WHAT YOU WILL DO:
Filter the entries, keeping every line with the word "source".

Records about charts and figures
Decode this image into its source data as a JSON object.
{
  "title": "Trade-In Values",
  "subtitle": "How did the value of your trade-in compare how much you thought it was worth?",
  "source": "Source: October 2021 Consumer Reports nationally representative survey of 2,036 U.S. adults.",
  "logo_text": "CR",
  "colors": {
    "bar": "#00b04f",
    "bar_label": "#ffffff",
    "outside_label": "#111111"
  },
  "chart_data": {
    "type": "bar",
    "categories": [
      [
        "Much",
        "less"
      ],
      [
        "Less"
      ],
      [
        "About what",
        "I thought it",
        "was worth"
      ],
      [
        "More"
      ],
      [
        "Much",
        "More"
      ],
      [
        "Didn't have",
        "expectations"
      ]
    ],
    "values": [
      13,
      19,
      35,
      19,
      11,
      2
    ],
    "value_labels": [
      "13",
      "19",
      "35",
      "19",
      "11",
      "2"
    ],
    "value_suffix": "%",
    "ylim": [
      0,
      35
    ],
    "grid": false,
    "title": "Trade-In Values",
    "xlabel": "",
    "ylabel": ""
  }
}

WRITTEN RESPONSE:
Decode this image into its source data as a JSON object.
  "source": "Source: October 2021 Consumer Reports nationally representative survey of 2,036 U.S. adults.",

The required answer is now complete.